• [Stated exercise]: What follows are records. Restate all of them word for word.

** START OF Data provided **

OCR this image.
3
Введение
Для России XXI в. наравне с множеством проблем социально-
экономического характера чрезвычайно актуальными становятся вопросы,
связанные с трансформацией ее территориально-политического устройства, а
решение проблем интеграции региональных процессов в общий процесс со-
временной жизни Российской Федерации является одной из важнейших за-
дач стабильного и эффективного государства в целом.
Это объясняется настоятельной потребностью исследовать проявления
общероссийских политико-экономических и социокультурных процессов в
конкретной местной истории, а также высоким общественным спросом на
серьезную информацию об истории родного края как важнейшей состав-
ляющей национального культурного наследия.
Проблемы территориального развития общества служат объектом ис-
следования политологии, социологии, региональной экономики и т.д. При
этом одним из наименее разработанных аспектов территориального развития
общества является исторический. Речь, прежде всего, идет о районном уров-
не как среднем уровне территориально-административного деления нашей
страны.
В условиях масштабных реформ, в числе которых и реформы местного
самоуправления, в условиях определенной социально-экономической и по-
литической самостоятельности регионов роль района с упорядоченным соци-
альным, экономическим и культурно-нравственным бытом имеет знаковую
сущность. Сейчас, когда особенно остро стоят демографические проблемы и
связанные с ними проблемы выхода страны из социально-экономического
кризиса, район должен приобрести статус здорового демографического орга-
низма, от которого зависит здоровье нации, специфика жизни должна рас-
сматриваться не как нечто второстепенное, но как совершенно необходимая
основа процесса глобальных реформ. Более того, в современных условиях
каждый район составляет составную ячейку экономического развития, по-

** END OF Data provided **

• [Output of the exercise]:
OCR this image.
3
Введение
Для России XXI в. наравне с множеством проблем социально-
экономического характера чрезвычайно актуальными становятся вопросы,
связанные с трансформацией ее территориально-политического устройства, а
решение проблем интеграции региональных процессов в общий процесс со-
временной жизни Российской Федерации является одной из важнейших за-
дач стабильного и эффективного государства в целом.
Это объясняется настоятельной потребностью исследовать проявления
общероссийских политико-экономических и социокультурных процессов в
конкретной местной истории, а также высоким общественным спросом на
серьезную информацию об истории родного края как важнейшей состав-
ляющей национального культурного наследия.
Проблемы территориального развития общества служат объектом ис-
следования политологии, социологии, региональной экономики и т.д. При
этом одним из наименее разработанных аспектов территориального развития
общества является исторический. Речь, прежде всего, идет о районном уров-
не как среднем уровне территориально-административного деления нашей
страны.
В условиях масштабных реформ, в числе которых и реформы местного
самоуправления, в условиях определенной социально-экономической и по-
литической самостоятельности регионов роль района с упорядоченным соци-
альным, экономическим и культурно-нравственным бытом имеет знаковую
сущность. Сейчас, когда особенно остро стоят демографические проблемы и
связанные с ними проблемы выхода страны из социально-экономического
кризиса, район должен приобрести статус здорового демографического орга-
низма, от которого зависит здоровье нации, специфика жизни должна рас-
сматриваться не как нечто второстепенное, но как совершенно необходимая
основа процесса глобальных реформ. Более того, в современных условиях
каждый район составляет составную ячейку экономического развития, по-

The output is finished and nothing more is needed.